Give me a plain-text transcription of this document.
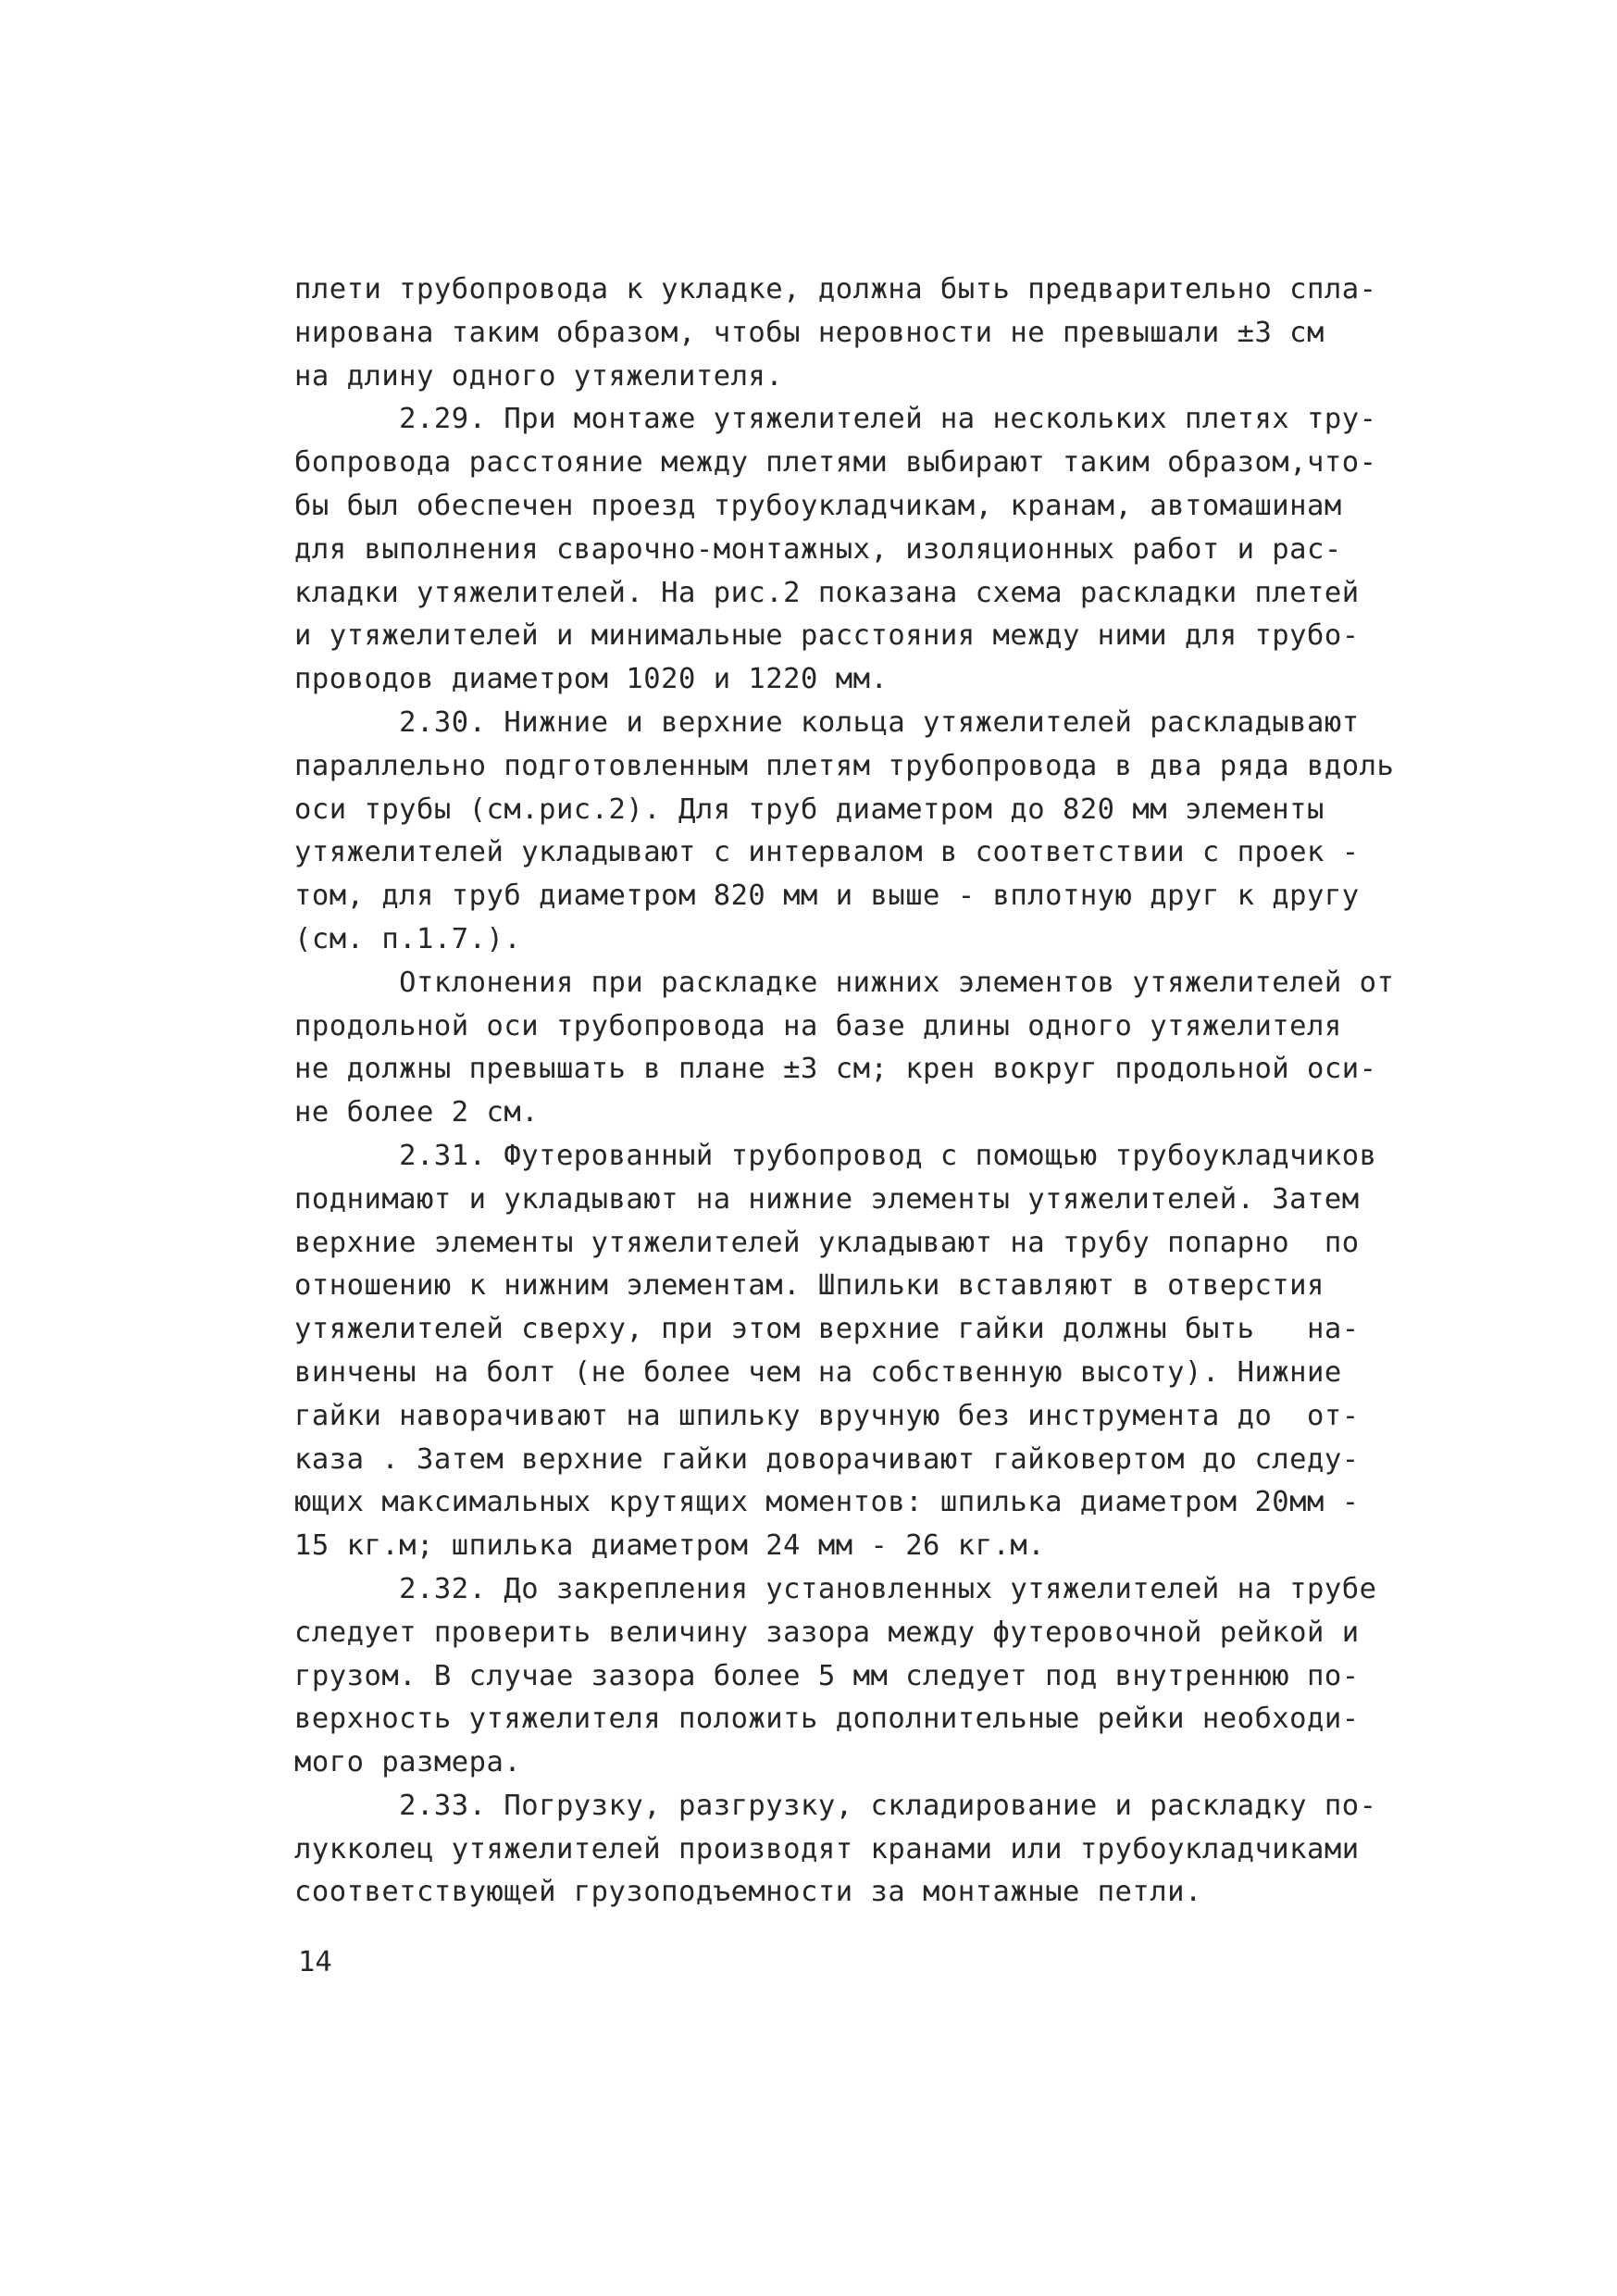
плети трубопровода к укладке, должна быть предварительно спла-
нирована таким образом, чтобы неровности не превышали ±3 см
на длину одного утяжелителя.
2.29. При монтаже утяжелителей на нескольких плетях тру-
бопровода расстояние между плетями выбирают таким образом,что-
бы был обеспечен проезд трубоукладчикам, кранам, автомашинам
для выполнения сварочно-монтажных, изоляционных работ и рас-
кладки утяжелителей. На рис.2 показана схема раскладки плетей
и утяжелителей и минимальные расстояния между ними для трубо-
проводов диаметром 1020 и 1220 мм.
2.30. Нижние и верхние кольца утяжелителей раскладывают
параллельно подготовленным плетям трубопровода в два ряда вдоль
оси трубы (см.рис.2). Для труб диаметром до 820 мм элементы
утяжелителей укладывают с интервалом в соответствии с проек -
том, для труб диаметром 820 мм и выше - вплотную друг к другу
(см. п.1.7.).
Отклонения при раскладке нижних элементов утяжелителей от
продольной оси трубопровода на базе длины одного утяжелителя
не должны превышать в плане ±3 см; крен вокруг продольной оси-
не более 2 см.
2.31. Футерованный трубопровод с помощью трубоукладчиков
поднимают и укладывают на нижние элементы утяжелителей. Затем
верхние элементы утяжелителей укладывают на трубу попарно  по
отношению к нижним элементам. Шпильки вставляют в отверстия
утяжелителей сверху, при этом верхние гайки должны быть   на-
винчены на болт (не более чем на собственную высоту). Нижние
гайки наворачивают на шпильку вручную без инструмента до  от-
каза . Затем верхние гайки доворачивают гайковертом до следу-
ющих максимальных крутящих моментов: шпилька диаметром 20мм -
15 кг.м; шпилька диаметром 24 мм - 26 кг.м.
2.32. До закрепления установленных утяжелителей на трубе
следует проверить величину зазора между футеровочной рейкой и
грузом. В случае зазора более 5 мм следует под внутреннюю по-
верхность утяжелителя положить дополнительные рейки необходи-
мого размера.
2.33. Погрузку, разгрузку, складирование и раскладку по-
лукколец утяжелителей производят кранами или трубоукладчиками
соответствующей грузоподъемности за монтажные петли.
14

...

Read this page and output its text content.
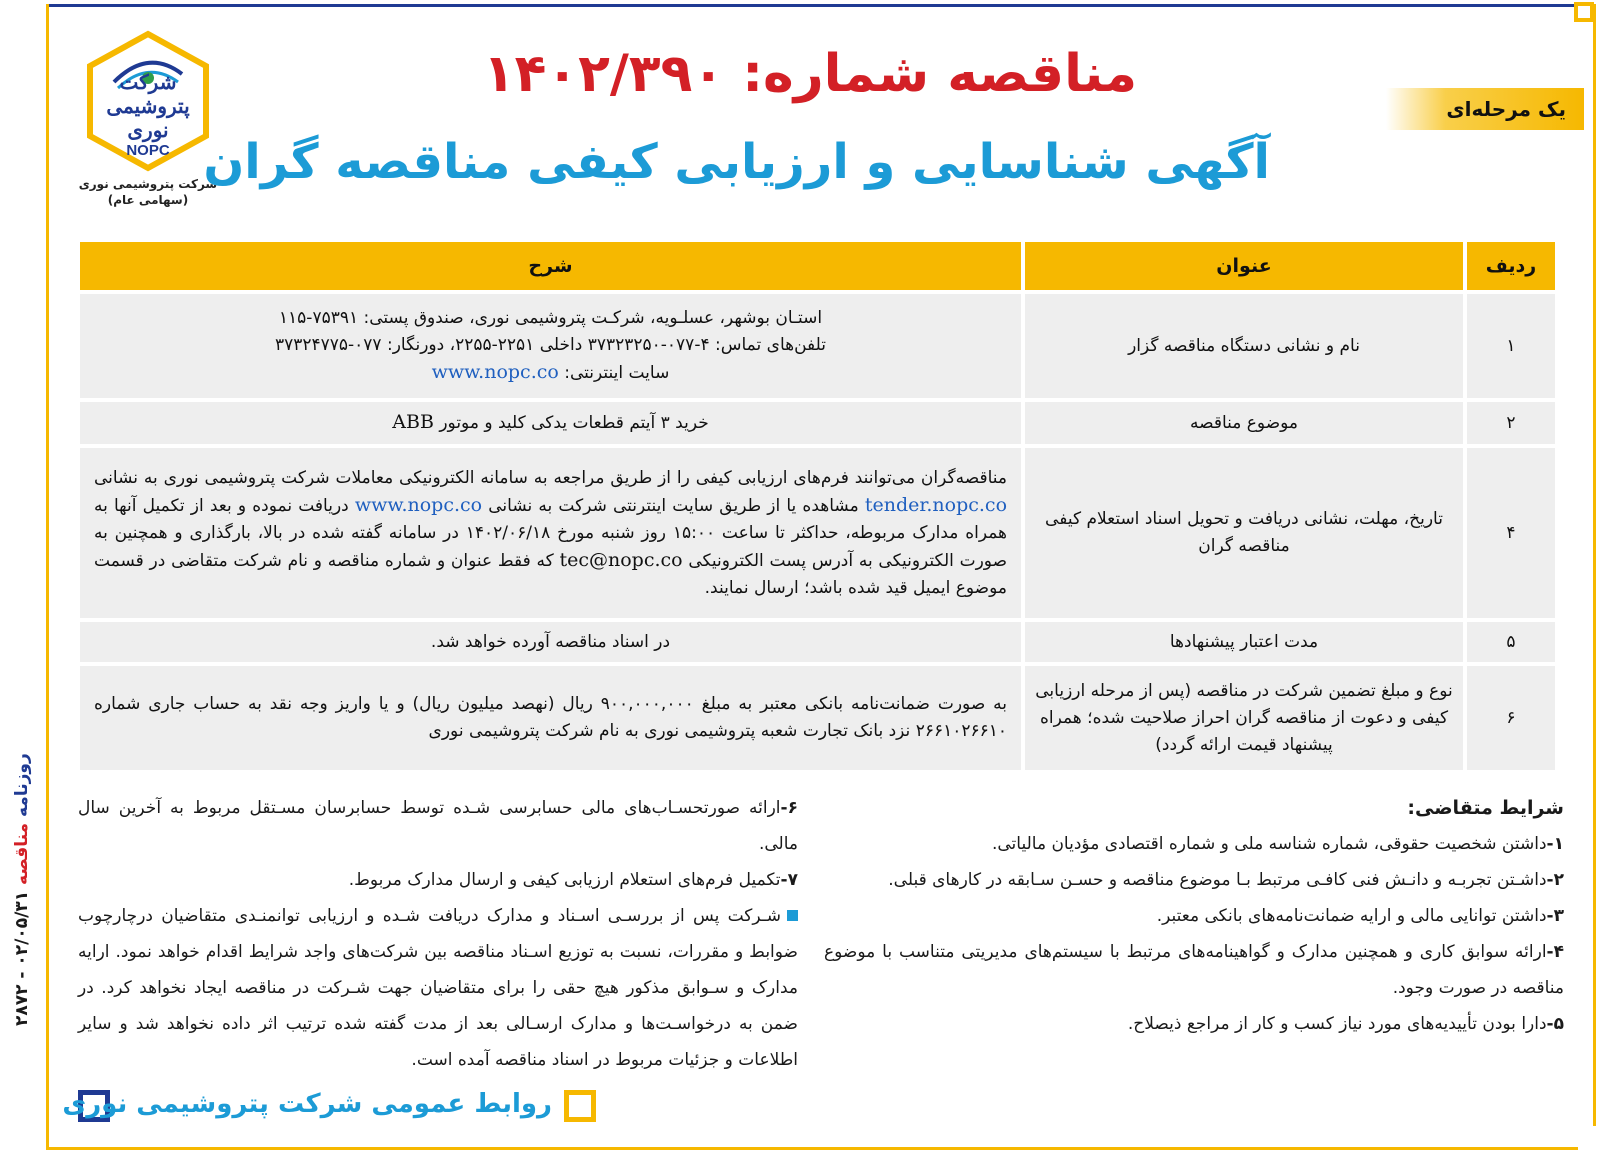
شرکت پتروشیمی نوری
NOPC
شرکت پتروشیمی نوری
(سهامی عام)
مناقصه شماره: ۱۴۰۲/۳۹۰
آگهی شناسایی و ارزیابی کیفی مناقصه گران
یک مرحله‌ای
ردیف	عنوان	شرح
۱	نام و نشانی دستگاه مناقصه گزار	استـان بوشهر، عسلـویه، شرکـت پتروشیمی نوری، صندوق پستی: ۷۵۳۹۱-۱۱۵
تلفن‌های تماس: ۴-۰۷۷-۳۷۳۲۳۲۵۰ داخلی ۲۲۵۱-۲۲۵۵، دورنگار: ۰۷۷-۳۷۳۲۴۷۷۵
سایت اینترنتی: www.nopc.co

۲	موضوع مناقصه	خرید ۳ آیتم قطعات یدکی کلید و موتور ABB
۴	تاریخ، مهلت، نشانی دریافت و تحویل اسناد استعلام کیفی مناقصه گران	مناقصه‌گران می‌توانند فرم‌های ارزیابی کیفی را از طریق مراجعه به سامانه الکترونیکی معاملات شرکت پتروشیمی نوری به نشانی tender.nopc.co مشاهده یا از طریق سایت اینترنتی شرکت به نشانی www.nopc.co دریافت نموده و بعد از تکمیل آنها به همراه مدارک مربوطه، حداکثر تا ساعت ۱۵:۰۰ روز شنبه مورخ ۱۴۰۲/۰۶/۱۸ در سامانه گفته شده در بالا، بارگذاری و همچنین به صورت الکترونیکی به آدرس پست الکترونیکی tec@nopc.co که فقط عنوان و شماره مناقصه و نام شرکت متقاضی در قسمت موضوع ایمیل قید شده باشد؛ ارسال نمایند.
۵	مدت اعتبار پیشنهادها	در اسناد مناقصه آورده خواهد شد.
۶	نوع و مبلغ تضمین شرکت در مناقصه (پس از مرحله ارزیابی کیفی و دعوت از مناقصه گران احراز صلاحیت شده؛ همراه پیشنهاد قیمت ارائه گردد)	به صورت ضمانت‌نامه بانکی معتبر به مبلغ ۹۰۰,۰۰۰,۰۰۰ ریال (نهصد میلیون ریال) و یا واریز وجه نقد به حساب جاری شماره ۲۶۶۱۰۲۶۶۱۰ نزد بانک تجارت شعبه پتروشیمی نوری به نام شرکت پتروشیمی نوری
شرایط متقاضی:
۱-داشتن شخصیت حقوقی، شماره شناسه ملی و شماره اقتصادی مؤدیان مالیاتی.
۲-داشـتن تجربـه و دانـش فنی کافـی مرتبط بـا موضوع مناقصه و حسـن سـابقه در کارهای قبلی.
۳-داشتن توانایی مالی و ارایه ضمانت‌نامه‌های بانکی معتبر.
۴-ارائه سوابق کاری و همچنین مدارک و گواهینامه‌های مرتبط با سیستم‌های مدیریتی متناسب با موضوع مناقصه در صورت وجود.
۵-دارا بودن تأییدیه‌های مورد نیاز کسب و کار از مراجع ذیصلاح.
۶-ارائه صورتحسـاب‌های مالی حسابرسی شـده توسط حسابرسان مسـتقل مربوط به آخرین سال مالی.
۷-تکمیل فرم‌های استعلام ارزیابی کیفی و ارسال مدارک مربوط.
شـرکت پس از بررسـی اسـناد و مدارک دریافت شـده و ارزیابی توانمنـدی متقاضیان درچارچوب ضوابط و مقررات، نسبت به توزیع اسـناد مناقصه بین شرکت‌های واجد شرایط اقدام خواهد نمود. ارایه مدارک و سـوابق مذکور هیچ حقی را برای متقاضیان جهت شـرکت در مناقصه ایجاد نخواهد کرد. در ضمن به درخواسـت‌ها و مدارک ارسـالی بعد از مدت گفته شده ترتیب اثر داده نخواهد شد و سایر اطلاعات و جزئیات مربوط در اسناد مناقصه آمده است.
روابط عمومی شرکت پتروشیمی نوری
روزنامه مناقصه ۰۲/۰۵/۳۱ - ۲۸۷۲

→ **SET EXERCISE**:
Check each line above for "зазора" and return the ones that have it.

→ **SOLUTION TO THIS EXERCISE**:
следует проверить величину зазора между футеровочной рейкой и
грузом. В случае зазора более 5 мм следует под внутреннюю по-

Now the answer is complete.